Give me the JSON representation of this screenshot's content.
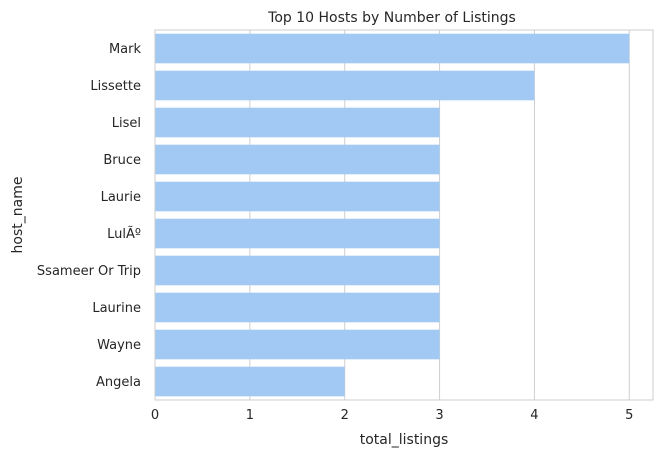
{
  "chart_data": {
    "type": "bar",
    "orientation": "horizontal",
    "title": "Top 10 Hosts by Number of Listings",
    "xlabel": "total_listings",
    "ylabel": "host_name",
    "categories": [
      "Mark",
      "Lissette",
      "Lisel",
      "Bruce",
      "Laurie",
      "LulÃº",
      "Ssameer Or Trip",
      "Laurine",
      "Wayne",
      "Angela"
    ],
    "values": [
      5,
      4,
      3,
      3,
      3,
      3,
      3,
      3,
      3,
      2
    ],
    "xlim": [
      0,
      5.25
    ],
    "xticks": [
      0,
      1,
      2,
      3,
      4,
      5
    ],
    "grid": true,
    "bar_color": "#a1c9f4"
  }
}
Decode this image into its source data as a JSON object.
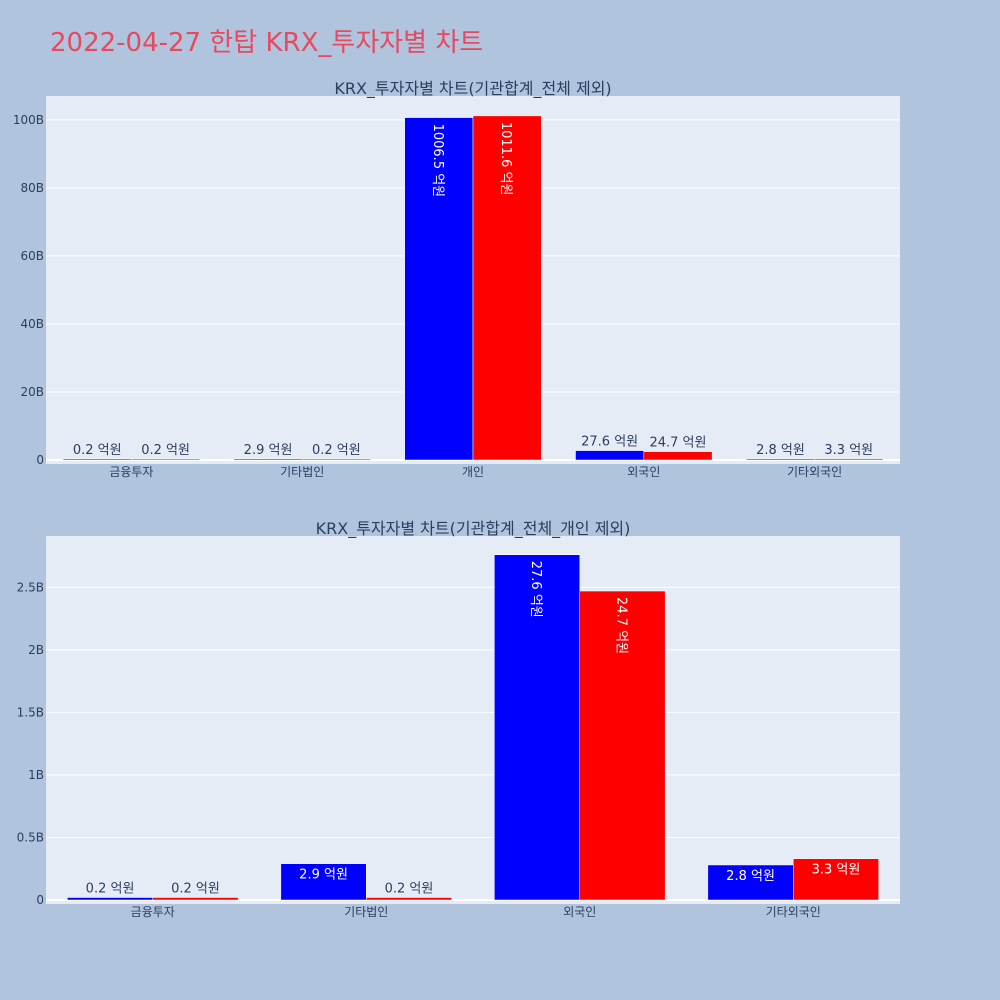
{
  "page": {
    "title": "2022-04-27 한탑 KRX_투자자별 차트"
  },
  "chart_data": [
    {
      "type": "bar",
      "title": "KRX_투자자별 차트(기관합계_전체 제외)",
      "categories": [
        "금융투자",
        "기타법인",
        "개인",
        "외국인",
        "기타외국인"
      ],
      "series": [
        {
          "color": "#0000ff",
          "values": [
            20000000,
            290000000,
            100650000000,
            2760000000,
            280000000
          ],
          "labels": [
            "0.2 억원",
            "2.9 억원",
            "1006.5 억원",
            "27.6 억원",
            "2.8 억원"
          ]
        },
        {
          "color": "#ff0000",
          "values": [
            20000000,
            20000000,
            101160000000,
            2470000000,
            330000000
          ],
          "labels": [
            "0.2 억원",
            "0.2 억원",
            "1011.6 억원",
            "24.7 억원",
            "3.3 억원"
          ]
        }
      ],
      "ylim": [
        0,
        107000000000
      ],
      "yticks": [
        0,
        20000000000,
        40000000000,
        60000000000,
        80000000000,
        100000000000
      ],
      "ytick_labels": [
        "0",
        "20B",
        "40B",
        "60B",
        "80B",
        "100B"
      ],
      "grid": true,
      "legend": "none"
    },
    {
      "type": "bar",
      "title": "KRX_투자자별 차트(기관합계_전체_개인 제외)",
      "categories": [
        "금융투자",
        "기타법인",
        "외국인",
        "기타외국인"
      ],
      "series": [
        {
          "color": "#0000ff",
          "values": [
            20000000,
            290000000,
            2760000000,
            280000000
          ],
          "labels": [
            "0.2 억원",
            "2.9 억원",
            "27.6 억원",
            "2.8 억원"
          ]
        },
        {
          "color": "#ff0000",
          "values": [
            20000000,
            20000000,
            2470000000,
            330000000
          ],
          "labels": [
            "0.2 억원",
            "0.2 억원",
            "24.7 억원",
            "3.3 억원"
          ]
        }
      ],
      "ylim": [
        0,
        2910000000
      ],
      "yticks": [
        0,
        500000000,
        1000000000,
        1500000000,
        2000000000,
        2500000000
      ],
      "ytick_labels": [
        "0",
        "0.5B",
        "1B",
        "1.5B",
        "2B",
        "2.5B"
      ],
      "grid": true,
      "legend": "none"
    }
  ]
}
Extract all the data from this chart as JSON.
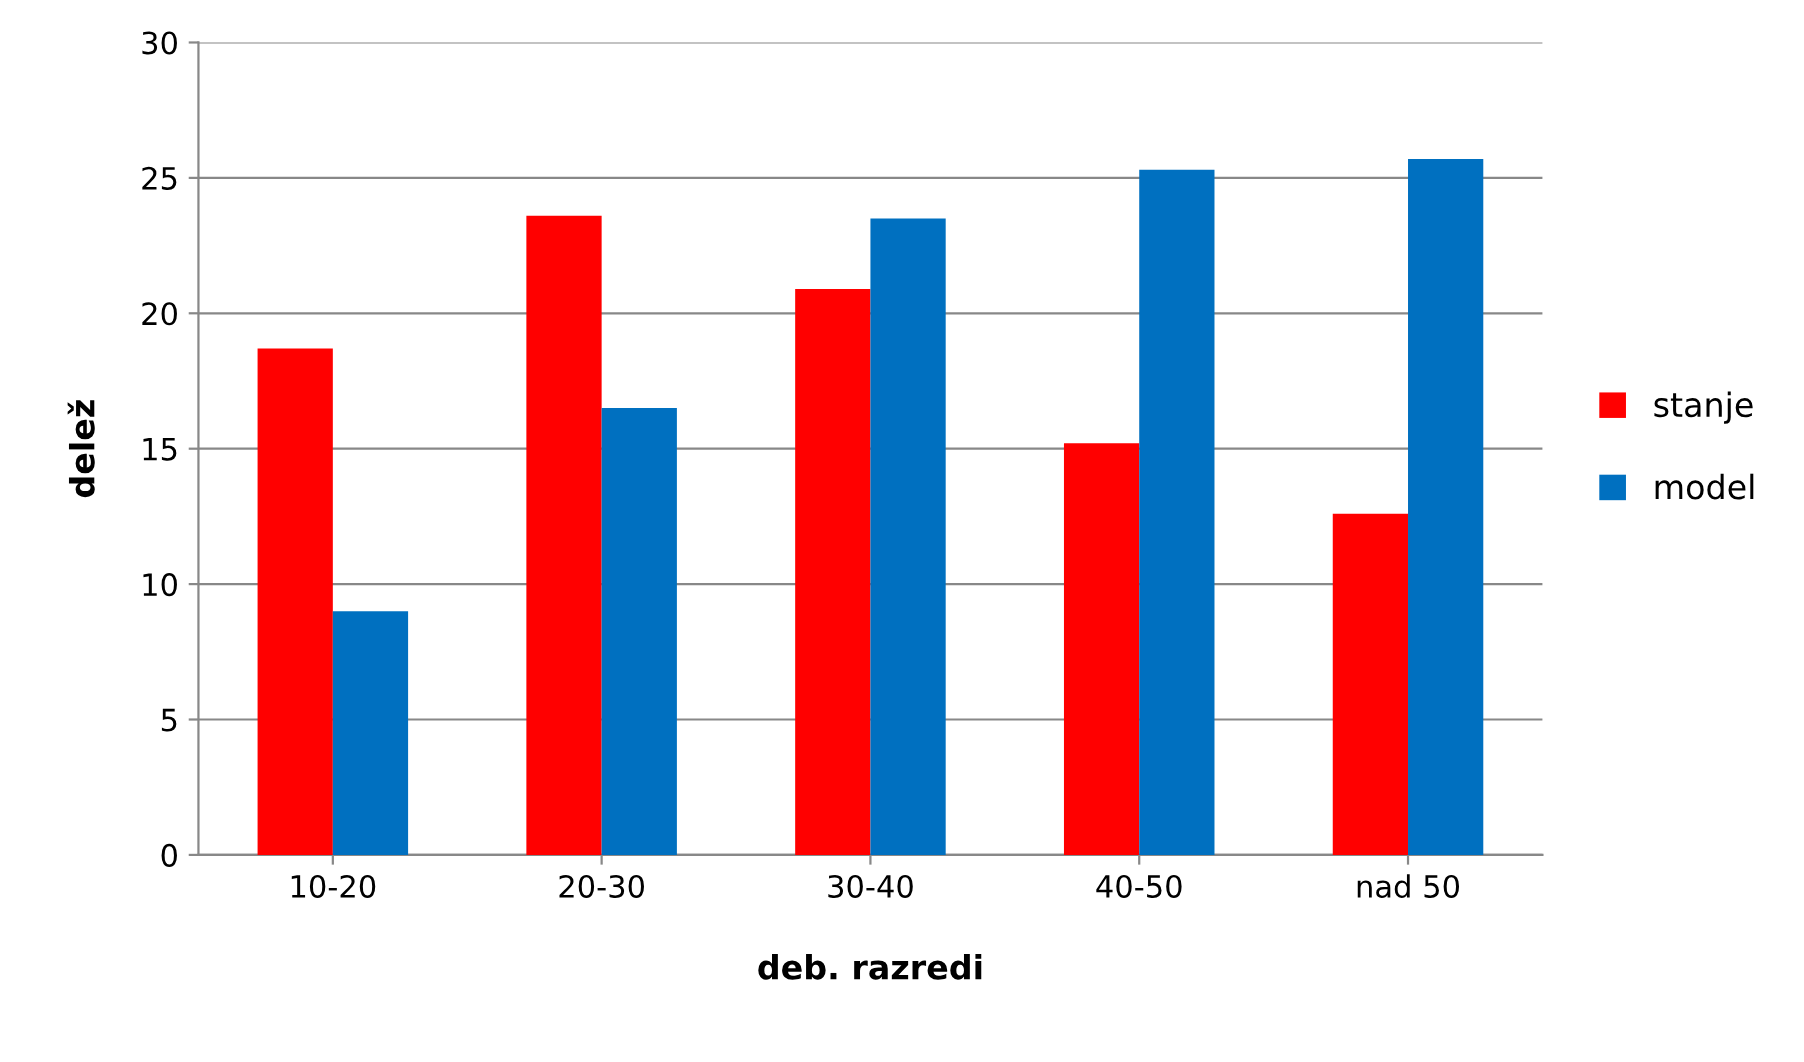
{
  "chart_data": {
    "type": "bar",
    "xlabel": "deb. razredi",
    "ylabel": "delež",
    "categories": [
      "10-20",
      "20-30",
      "30-40",
      "40-50",
      "nad 50"
    ],
    "series": [
      {
        "name": "stanje",
        "color": "#ff0000",
        "values": [
          18.7,
          23.6,
          20.9,
          15.2,
          12.6
        ]
      },
      {
        "name": "model",
        "color": "#0070c0",
        "values": [
          9.0,
          16.5,
          23.5,
          25.3,
          25.7
        ]
      }
    ],
    "ylim": [
      0,
      30
    ],
    "yticks": [
      0,
      5,
      10,
      15,
      20,
      25,
      30
    ],
    "grid": "y",
    "legend": "right"
  }
}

> [INSTRUCTION]
Show the lines from the data above that contain the string "JSON".

> [TASK RESPONSE]
Give me the JSON representation of this screenshot's content.
Decode this image into its source data as a JSON object.
Extract all the data from this chart as JSON.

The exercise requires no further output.